> _WHAT YOU NEED TO DO_:
Copy out, without any changes, the part of the records that opens with the line containing "Ellipse shape <box>185 111 289 156</box>" and closes with the line containing "Circle shape <box>335 110 346 118</box>", including both of those lines.
------------------------------------------------------------------------
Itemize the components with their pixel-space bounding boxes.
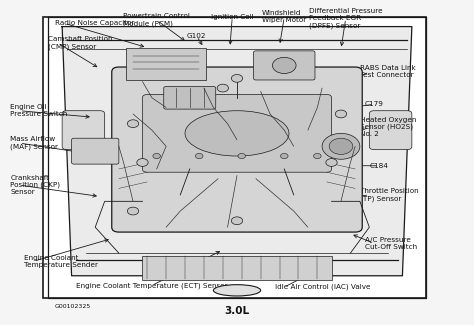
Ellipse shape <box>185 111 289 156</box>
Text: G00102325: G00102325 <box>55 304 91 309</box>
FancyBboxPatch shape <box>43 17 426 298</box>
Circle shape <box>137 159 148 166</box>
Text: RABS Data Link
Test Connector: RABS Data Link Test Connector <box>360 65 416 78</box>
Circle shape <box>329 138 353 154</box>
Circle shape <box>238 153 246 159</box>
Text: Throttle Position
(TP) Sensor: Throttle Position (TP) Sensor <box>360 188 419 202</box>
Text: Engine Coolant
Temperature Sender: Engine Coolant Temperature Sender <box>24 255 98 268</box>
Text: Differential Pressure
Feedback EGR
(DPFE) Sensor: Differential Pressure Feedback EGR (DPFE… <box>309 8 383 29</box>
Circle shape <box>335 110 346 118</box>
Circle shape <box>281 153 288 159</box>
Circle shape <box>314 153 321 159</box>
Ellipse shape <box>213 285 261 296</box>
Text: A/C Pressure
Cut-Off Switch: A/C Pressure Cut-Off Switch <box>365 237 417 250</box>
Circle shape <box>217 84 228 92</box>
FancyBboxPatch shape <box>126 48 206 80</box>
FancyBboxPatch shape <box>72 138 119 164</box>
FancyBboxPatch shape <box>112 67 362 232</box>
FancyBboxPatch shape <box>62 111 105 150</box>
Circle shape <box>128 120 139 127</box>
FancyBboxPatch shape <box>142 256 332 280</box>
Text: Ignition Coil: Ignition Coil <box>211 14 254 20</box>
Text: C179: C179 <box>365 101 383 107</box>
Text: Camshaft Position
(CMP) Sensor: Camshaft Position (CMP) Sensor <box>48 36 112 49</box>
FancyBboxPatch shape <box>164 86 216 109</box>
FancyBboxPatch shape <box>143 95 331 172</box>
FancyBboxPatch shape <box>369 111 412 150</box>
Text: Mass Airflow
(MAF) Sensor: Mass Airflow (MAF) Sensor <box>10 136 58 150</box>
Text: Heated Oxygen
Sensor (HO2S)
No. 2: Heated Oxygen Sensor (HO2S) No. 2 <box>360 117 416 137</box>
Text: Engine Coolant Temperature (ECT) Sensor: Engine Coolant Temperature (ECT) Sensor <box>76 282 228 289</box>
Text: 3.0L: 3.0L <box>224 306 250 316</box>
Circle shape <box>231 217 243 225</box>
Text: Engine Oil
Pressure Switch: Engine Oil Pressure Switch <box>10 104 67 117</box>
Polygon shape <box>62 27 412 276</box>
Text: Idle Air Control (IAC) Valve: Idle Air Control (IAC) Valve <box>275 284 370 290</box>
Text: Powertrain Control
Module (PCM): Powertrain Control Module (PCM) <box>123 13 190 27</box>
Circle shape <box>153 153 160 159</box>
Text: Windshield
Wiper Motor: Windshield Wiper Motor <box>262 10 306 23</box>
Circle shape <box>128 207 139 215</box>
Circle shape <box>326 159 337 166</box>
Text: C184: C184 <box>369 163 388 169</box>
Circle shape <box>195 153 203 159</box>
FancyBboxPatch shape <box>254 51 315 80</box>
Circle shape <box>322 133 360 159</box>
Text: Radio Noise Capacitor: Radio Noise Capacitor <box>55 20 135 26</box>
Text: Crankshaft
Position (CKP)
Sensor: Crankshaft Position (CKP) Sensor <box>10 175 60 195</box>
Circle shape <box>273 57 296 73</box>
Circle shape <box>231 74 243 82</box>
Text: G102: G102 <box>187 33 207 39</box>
------------------------------------------------------------------------
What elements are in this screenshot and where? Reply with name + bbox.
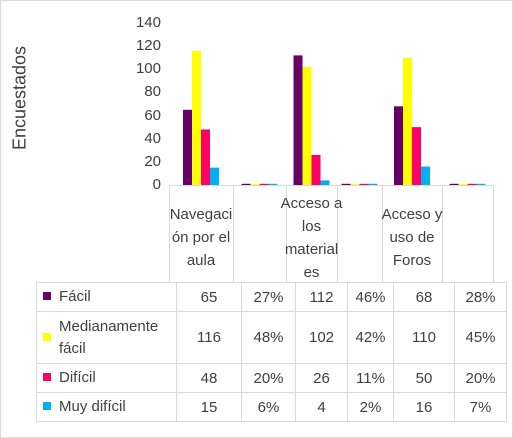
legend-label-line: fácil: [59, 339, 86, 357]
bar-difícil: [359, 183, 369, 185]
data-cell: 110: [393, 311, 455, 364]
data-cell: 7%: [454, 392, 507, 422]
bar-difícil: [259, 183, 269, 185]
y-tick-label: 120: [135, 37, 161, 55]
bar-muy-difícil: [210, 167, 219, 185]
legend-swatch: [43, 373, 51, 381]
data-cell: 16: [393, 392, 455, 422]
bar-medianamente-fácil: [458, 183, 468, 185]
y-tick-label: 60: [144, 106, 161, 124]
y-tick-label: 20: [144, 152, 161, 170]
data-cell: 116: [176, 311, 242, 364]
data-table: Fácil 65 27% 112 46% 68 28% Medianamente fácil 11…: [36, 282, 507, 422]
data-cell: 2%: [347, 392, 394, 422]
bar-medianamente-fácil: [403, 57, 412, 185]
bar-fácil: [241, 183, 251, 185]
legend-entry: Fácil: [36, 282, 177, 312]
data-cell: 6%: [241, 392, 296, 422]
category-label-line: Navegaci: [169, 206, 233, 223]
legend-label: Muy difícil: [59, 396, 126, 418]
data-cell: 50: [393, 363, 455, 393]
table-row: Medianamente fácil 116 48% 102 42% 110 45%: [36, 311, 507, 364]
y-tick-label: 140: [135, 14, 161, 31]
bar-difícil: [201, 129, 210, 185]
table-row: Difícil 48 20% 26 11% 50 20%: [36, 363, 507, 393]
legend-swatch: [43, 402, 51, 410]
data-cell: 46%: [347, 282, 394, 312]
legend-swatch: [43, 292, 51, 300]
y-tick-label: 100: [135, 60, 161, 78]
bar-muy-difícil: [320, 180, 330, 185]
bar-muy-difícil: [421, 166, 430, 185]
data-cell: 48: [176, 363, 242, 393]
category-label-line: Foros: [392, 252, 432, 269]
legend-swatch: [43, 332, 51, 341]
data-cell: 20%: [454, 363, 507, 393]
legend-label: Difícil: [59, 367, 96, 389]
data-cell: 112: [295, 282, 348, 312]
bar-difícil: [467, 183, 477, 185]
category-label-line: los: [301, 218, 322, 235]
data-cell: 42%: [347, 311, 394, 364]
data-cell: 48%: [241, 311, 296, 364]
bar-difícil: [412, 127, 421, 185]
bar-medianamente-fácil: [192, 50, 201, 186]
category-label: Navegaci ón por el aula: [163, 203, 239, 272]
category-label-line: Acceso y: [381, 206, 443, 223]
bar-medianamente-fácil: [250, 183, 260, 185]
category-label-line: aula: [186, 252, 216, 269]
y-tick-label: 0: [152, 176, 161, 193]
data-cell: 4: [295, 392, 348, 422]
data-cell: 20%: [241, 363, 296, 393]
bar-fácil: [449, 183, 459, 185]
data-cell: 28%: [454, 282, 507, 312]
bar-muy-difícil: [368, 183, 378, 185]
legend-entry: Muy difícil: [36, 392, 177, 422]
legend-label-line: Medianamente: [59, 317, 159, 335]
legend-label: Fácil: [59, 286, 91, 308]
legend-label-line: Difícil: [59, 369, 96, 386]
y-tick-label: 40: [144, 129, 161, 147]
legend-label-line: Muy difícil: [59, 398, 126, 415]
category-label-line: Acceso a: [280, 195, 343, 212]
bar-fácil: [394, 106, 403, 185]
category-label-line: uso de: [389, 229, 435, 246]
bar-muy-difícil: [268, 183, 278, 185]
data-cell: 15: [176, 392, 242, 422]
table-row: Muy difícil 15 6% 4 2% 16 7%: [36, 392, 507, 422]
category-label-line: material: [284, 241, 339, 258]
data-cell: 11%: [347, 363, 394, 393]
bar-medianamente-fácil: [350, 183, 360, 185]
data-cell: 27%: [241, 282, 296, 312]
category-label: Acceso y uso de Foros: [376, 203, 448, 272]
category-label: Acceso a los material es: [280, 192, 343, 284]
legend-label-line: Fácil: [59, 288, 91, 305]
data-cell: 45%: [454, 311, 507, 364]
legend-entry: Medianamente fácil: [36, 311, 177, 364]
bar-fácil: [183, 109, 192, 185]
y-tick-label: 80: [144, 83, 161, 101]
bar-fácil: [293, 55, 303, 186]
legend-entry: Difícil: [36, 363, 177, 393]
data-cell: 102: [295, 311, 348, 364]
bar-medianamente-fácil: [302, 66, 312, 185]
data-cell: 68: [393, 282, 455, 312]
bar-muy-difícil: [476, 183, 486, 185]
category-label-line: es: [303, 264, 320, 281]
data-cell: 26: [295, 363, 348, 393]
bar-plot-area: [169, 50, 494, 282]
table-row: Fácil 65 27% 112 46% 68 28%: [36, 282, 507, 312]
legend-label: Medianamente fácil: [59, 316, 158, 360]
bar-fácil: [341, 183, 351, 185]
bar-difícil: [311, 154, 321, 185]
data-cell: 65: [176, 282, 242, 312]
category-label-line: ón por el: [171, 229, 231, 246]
------------------------------------------------------------------------
> _SOLUTION TO THE EXERCISE_:
Ellipse shape <box>185 111 289 156</box>
Text: G00102325: G00102325 <box>55 304 91 309</box>
FancyBboxPatch shape <box>43 17 426 298</box>
Circle shape <box>137 159 148 166</box>
Text: RABS Data Link
Test Connector: RABS Data Link Test Connector <box>360 65 416 78</box>
Circle shape <box>329 138 353 154</box>
Circle shape <box>238 153 246 159</box>
Text: Throttle Position
(TP) Sensor: Throttle Position (TP) Sensor <box>360 188 419 202</box>
Text: Engine Coolant
Temperature Sender: Engine Coolant Temperature Sender <box>24 255 98 268</box>
Text: Differential Pressure
Feedback EGR
(DPFE) Sensor: Differential Pressure Feedback EGR (DPFE… <box>309 8 383 29</box>
Circle shape <box>335 110 346 118</box>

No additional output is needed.